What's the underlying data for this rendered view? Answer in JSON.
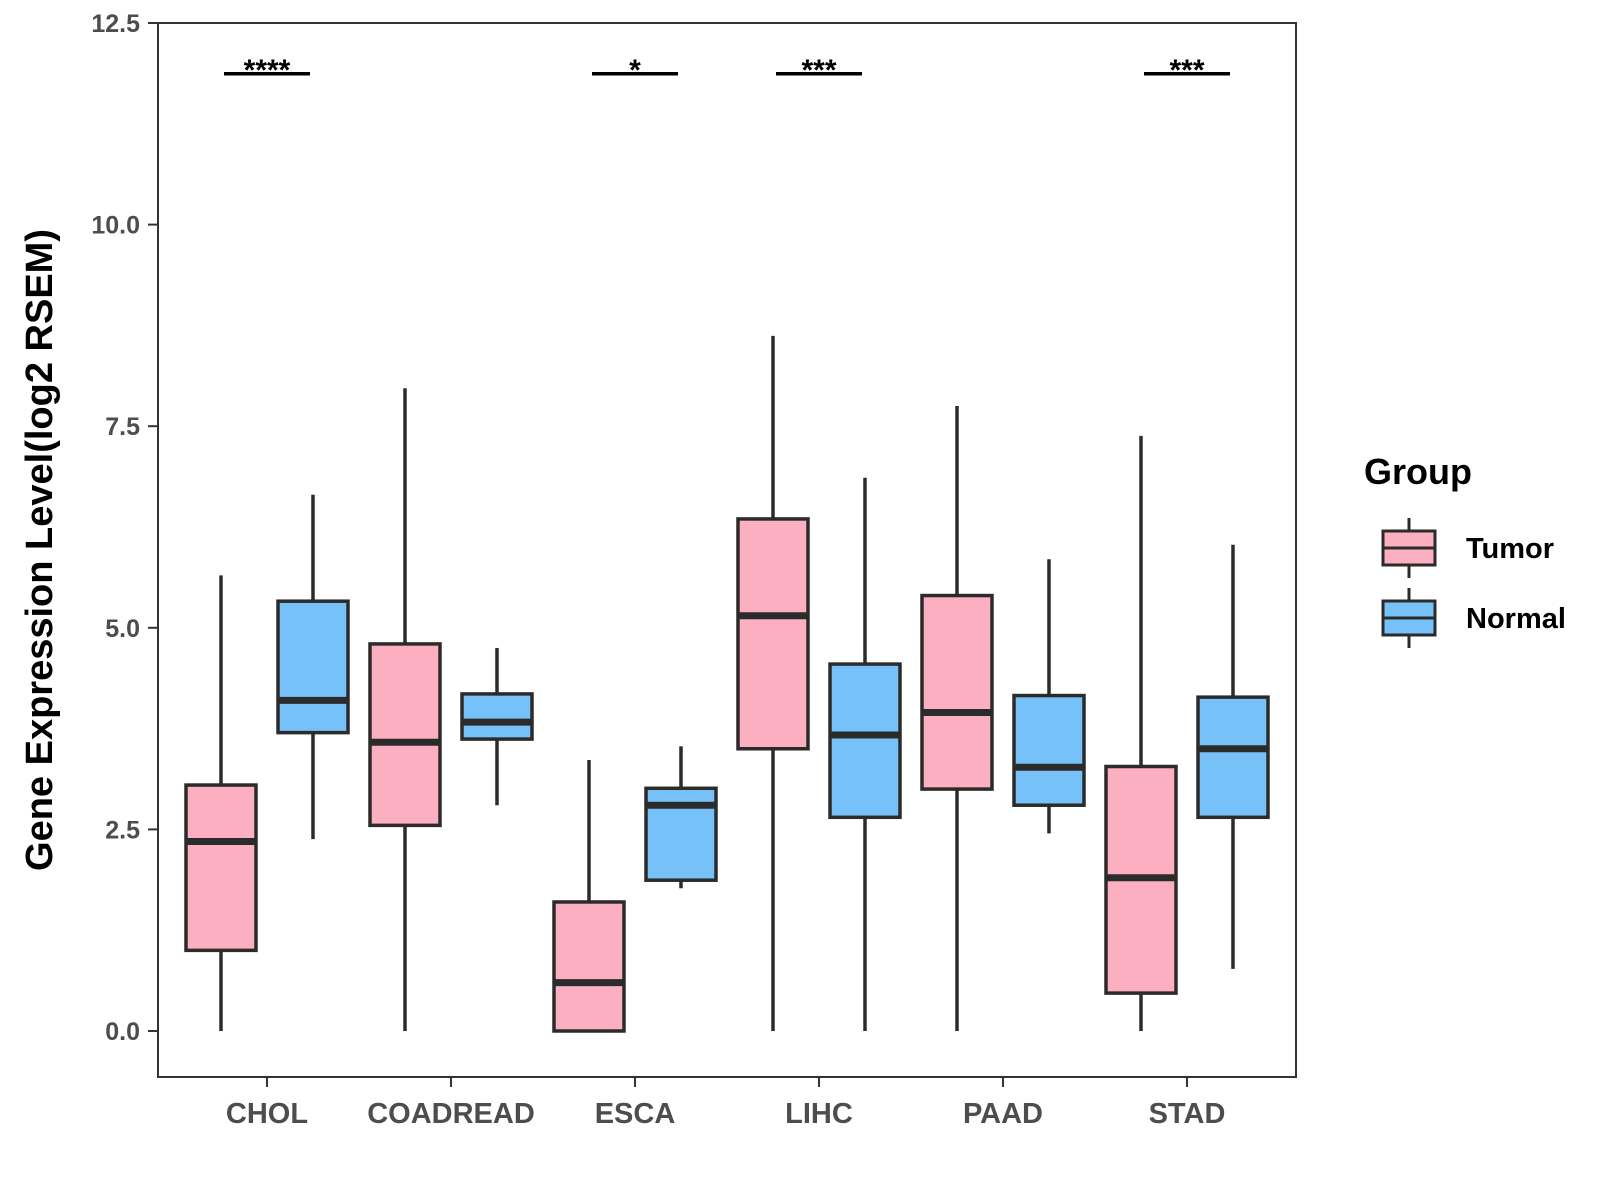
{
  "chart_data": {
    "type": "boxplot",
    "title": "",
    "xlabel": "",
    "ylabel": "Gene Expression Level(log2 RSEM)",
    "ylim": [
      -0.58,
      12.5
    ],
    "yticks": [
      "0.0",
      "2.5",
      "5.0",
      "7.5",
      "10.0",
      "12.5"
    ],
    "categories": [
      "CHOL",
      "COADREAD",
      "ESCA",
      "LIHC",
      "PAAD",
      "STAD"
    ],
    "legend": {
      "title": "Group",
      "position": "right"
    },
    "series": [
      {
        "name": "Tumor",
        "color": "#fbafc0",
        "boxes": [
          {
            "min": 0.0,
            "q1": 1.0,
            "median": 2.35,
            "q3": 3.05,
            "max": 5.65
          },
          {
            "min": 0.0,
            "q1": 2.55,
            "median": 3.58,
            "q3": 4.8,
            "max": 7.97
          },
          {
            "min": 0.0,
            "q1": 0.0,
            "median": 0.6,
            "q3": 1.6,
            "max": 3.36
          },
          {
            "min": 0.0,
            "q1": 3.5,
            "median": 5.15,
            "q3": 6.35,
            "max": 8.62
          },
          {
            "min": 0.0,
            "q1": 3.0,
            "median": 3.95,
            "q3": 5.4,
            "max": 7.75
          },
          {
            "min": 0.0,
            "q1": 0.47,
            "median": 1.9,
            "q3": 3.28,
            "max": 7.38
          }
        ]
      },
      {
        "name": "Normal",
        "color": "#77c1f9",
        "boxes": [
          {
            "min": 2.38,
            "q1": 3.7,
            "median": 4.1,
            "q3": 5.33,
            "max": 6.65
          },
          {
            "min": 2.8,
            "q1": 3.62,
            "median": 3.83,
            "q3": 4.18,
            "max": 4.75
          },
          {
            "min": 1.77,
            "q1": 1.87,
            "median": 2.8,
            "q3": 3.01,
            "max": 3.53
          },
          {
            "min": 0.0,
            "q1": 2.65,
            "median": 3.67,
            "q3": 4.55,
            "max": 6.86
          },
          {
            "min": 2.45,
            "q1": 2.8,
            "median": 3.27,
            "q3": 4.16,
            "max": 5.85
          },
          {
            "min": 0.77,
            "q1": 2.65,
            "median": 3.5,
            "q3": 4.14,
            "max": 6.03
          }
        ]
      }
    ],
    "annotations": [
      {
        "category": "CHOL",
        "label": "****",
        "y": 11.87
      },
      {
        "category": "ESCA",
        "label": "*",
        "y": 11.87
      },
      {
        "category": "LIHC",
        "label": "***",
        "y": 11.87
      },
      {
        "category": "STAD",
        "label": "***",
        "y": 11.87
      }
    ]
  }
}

******************************

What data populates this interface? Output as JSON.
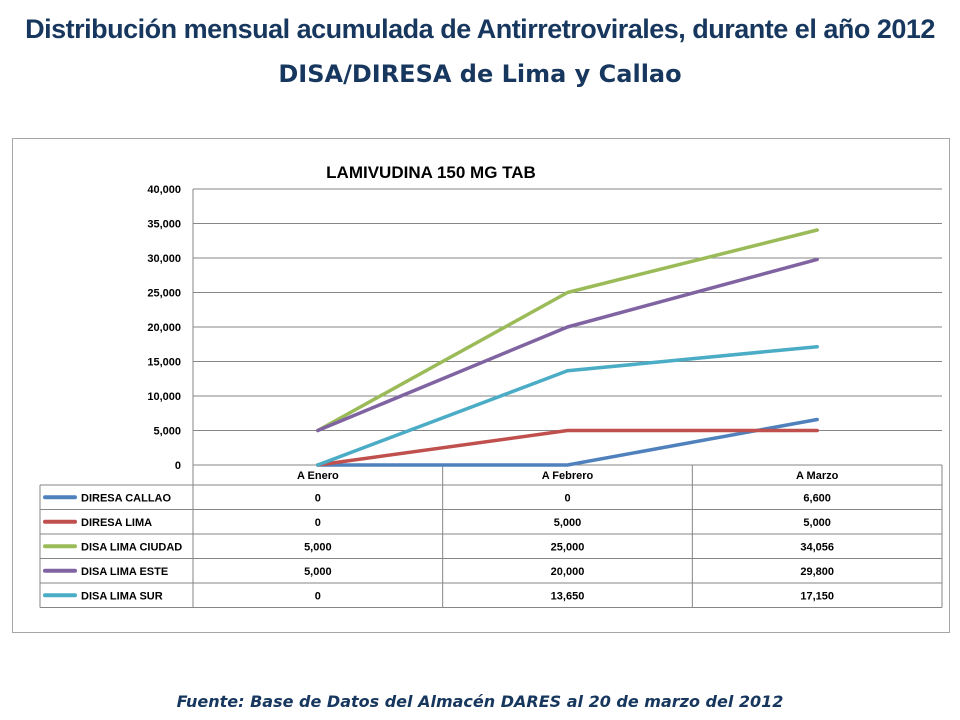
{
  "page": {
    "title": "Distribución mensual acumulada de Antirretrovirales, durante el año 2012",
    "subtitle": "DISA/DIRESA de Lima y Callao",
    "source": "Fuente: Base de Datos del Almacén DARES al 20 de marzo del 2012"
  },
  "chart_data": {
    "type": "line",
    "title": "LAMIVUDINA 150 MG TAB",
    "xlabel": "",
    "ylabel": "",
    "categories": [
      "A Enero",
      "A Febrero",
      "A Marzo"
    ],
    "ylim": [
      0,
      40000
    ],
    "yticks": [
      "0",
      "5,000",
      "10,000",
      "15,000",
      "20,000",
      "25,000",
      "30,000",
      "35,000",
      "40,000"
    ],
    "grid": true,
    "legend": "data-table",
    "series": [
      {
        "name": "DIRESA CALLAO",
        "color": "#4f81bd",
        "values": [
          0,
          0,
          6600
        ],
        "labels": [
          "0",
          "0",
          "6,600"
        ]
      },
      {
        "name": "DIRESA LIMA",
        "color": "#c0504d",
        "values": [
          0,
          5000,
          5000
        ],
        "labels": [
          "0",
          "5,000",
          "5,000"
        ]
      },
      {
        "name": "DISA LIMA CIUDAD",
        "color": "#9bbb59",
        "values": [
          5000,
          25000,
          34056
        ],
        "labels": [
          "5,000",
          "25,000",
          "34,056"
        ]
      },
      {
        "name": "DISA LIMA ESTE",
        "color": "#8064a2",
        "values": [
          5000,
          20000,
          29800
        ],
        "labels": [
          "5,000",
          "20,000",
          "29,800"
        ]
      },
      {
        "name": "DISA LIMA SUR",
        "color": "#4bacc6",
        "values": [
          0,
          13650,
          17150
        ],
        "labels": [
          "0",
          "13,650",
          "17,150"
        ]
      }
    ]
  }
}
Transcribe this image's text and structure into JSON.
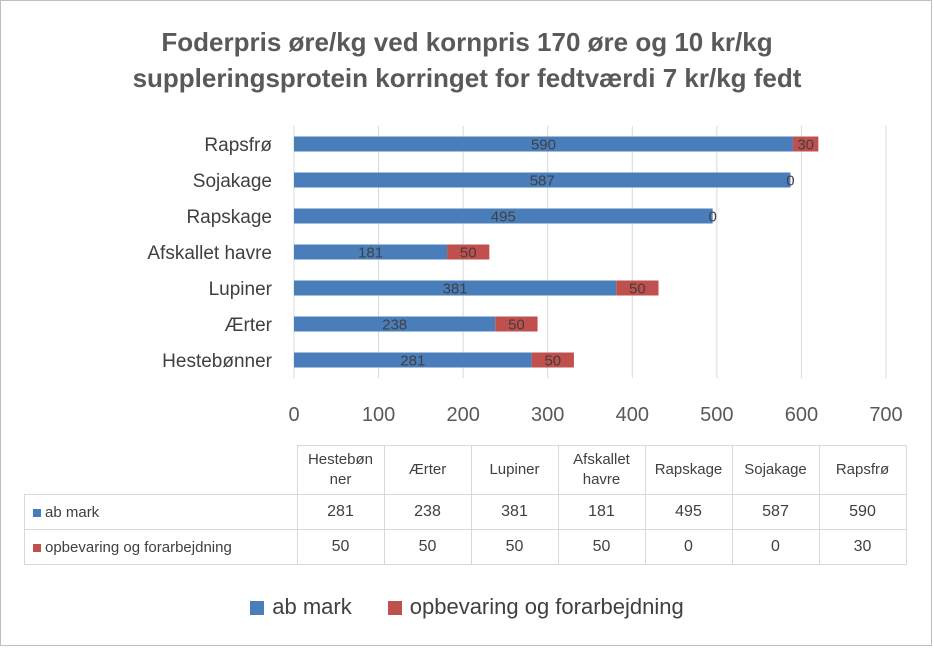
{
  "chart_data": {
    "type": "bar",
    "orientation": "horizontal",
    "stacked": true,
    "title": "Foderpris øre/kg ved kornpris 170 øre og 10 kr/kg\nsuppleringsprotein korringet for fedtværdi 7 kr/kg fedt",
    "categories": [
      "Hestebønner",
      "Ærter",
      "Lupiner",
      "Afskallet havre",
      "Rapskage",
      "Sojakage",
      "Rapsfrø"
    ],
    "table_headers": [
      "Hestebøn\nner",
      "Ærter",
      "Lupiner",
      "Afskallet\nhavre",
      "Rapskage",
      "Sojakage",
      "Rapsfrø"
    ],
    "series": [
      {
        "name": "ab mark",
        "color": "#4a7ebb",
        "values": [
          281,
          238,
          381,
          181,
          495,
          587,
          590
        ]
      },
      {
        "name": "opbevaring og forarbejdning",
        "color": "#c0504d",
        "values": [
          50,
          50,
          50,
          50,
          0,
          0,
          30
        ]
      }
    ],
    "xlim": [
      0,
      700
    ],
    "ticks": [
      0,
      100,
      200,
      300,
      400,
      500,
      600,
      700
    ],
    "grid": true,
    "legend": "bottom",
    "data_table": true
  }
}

******************************

#### Problem to work on:
Please find the lines in the data that contain the word "median" and copy them.

#### Answer to the problem:
            "median": 2.35,
            "median": 3.58,
            "median": 0.6,
            "median": 5.15,
            "median": 3.95,
            "median": 1.9,
            "median": 4.1,
            "median": 3.83,
            "median": 2.8,
            "median": 3.67,
            "median": 3.27,
            "median": 3.5,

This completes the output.